→ **What is required**: Of all the lines in the material, how many include the word "ELODIE"? Reply with the number alone.

◇ ◇ ◇

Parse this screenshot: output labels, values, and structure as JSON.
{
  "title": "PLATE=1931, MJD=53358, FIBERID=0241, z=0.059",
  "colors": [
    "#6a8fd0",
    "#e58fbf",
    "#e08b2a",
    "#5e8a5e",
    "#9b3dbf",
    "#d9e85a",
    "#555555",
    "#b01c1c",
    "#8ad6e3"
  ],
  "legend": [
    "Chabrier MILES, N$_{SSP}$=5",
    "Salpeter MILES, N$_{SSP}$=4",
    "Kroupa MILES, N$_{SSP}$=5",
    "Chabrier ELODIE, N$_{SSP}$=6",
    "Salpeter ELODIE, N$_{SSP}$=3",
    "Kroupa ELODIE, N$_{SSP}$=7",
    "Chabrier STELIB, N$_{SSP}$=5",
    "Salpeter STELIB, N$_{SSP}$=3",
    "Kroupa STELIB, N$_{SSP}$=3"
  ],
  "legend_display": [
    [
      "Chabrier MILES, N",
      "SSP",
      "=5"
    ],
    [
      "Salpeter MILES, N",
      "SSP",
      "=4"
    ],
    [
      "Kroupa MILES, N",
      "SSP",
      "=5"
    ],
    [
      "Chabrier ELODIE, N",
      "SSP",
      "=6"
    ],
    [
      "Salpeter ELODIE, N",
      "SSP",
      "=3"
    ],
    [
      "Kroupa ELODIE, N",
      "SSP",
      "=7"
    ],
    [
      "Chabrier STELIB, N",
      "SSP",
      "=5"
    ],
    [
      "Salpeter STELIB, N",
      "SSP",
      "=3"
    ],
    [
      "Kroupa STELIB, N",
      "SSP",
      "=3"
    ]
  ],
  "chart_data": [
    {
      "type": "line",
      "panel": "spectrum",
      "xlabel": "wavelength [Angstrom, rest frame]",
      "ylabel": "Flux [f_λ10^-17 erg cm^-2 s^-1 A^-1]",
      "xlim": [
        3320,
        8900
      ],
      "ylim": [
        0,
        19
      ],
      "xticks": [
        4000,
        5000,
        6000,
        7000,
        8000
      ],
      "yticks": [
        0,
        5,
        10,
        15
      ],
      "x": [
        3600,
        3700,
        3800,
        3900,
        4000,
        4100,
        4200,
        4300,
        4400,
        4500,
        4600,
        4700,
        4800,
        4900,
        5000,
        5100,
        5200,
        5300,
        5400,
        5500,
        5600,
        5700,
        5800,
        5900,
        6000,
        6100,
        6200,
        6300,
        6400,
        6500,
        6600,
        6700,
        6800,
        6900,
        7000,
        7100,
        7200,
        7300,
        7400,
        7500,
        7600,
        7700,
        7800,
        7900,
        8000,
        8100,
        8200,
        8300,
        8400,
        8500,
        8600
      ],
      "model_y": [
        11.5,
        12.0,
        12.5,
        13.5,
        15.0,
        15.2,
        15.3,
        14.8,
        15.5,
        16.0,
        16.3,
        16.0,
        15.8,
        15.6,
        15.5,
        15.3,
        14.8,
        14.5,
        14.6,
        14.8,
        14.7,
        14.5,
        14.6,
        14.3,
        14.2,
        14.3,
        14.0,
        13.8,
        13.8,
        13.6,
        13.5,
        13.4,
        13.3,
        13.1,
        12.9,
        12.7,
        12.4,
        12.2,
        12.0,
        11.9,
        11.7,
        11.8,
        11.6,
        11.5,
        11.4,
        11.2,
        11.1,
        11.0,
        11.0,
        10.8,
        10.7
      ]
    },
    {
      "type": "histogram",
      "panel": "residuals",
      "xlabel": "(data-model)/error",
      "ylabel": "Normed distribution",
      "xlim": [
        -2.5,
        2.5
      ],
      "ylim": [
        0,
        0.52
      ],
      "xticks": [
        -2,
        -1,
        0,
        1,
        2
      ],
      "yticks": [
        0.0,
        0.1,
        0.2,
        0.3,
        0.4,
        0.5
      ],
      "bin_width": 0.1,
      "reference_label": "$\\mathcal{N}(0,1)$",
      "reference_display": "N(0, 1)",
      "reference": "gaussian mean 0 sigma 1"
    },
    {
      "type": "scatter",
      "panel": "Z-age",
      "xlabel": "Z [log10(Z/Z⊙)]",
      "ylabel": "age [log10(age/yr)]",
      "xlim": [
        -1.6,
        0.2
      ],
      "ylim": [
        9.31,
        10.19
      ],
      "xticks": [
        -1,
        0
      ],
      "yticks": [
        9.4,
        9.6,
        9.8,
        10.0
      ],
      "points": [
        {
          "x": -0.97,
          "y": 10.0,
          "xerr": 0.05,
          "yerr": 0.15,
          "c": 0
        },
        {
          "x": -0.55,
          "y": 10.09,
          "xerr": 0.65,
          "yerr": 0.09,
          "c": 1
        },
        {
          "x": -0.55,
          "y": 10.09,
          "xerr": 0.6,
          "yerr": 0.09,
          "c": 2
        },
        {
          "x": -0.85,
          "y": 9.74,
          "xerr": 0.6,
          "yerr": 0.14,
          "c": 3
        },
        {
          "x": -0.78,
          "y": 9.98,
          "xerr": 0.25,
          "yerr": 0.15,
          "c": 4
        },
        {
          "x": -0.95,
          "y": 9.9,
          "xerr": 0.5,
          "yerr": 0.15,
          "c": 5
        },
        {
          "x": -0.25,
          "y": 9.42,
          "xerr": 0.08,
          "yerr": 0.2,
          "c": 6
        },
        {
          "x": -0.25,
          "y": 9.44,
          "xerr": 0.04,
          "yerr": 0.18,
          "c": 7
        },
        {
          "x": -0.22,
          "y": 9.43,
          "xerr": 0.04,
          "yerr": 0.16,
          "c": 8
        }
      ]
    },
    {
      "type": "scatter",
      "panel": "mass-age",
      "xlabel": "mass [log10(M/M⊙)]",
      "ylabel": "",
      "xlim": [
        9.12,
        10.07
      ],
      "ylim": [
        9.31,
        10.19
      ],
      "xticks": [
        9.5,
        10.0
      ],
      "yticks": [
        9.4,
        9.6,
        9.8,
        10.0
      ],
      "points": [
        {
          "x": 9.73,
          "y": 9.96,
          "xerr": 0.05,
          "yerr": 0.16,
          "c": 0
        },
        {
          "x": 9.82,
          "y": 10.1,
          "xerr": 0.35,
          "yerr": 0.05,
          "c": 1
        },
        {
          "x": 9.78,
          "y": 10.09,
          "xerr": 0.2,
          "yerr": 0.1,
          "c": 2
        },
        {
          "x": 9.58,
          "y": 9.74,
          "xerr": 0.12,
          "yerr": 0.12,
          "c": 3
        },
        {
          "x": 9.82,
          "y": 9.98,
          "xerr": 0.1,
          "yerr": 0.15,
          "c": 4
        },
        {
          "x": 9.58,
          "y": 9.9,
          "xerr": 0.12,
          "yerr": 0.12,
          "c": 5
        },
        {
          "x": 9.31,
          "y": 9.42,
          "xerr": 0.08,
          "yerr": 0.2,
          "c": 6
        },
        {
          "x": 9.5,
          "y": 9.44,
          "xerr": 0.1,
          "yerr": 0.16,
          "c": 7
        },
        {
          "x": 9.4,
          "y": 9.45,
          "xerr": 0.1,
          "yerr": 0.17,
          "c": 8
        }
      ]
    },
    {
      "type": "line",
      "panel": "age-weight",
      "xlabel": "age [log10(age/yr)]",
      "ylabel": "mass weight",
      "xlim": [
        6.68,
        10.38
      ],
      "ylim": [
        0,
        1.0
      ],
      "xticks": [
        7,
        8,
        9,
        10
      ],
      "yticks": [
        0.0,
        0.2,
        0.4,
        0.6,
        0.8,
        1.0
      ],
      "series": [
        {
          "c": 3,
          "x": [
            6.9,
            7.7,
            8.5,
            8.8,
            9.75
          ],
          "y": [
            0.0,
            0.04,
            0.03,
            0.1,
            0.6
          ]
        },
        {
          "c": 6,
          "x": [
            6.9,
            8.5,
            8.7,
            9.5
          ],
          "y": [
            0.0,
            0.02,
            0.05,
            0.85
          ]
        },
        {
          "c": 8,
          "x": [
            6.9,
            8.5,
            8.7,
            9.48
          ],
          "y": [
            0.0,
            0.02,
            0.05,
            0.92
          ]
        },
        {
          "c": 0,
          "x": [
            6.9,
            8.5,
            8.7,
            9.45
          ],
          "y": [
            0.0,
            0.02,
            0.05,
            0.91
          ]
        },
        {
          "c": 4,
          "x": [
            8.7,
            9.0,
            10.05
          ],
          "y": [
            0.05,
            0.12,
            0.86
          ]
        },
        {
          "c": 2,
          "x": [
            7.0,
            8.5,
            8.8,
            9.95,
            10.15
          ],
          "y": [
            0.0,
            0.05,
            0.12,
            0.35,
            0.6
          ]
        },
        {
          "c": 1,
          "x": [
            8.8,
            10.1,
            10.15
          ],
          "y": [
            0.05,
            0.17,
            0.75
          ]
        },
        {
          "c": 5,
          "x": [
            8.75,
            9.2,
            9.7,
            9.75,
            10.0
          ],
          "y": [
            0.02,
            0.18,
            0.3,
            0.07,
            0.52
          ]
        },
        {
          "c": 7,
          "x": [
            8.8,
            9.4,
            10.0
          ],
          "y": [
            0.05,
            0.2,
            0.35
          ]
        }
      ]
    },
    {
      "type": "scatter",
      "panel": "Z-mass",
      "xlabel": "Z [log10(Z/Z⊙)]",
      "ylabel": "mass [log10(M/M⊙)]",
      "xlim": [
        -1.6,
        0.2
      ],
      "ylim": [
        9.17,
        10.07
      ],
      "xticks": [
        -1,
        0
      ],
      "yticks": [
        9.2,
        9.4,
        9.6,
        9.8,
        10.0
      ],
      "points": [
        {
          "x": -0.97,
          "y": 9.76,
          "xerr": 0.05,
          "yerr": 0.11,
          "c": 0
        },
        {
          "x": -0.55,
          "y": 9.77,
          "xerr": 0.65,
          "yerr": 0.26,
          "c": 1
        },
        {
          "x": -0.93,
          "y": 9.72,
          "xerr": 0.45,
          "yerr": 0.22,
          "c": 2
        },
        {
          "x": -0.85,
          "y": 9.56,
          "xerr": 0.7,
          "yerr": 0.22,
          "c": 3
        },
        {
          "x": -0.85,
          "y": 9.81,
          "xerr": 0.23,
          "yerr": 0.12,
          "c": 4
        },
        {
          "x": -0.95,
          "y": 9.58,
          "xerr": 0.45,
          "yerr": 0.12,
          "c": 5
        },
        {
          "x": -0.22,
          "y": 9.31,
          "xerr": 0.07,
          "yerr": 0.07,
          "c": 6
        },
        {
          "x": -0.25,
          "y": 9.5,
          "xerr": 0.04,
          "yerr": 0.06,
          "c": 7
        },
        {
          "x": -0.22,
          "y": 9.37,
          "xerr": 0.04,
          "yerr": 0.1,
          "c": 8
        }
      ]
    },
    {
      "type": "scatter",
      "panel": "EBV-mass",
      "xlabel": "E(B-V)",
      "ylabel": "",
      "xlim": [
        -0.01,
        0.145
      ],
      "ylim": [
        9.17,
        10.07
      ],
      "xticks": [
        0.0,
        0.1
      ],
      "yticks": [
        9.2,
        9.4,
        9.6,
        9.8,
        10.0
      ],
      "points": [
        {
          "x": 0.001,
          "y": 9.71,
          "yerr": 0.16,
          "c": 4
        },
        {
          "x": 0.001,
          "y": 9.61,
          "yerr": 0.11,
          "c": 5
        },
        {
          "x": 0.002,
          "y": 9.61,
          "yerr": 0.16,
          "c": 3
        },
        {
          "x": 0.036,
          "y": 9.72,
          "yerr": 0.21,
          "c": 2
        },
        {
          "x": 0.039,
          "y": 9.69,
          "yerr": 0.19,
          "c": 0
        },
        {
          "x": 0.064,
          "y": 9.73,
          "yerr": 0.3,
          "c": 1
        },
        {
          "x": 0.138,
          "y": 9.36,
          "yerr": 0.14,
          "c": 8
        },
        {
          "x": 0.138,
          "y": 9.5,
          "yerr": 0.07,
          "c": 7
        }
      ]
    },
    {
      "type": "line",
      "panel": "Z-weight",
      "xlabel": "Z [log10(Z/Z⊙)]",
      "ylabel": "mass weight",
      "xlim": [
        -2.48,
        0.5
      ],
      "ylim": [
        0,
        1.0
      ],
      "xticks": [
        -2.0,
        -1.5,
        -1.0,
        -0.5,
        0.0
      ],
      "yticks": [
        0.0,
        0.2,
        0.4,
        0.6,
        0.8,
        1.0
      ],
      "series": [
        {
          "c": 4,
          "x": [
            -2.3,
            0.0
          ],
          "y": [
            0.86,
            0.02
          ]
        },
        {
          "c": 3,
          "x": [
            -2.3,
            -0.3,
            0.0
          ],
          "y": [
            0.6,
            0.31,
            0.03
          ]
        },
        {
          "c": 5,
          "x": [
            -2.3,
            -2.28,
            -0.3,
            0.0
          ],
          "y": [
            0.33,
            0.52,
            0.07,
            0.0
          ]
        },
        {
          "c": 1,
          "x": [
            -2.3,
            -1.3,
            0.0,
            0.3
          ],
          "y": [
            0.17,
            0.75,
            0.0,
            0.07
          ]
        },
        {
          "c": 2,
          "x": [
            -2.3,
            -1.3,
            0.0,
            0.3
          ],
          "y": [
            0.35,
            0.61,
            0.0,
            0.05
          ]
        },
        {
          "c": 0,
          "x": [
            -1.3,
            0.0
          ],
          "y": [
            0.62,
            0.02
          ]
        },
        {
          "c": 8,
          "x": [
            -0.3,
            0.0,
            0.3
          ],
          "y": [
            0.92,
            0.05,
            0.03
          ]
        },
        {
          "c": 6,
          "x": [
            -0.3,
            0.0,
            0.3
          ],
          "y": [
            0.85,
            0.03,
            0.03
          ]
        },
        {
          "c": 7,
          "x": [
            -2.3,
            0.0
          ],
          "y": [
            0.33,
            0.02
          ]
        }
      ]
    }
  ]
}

◇ ◇ ◇

→ **Output of the exercise**: 6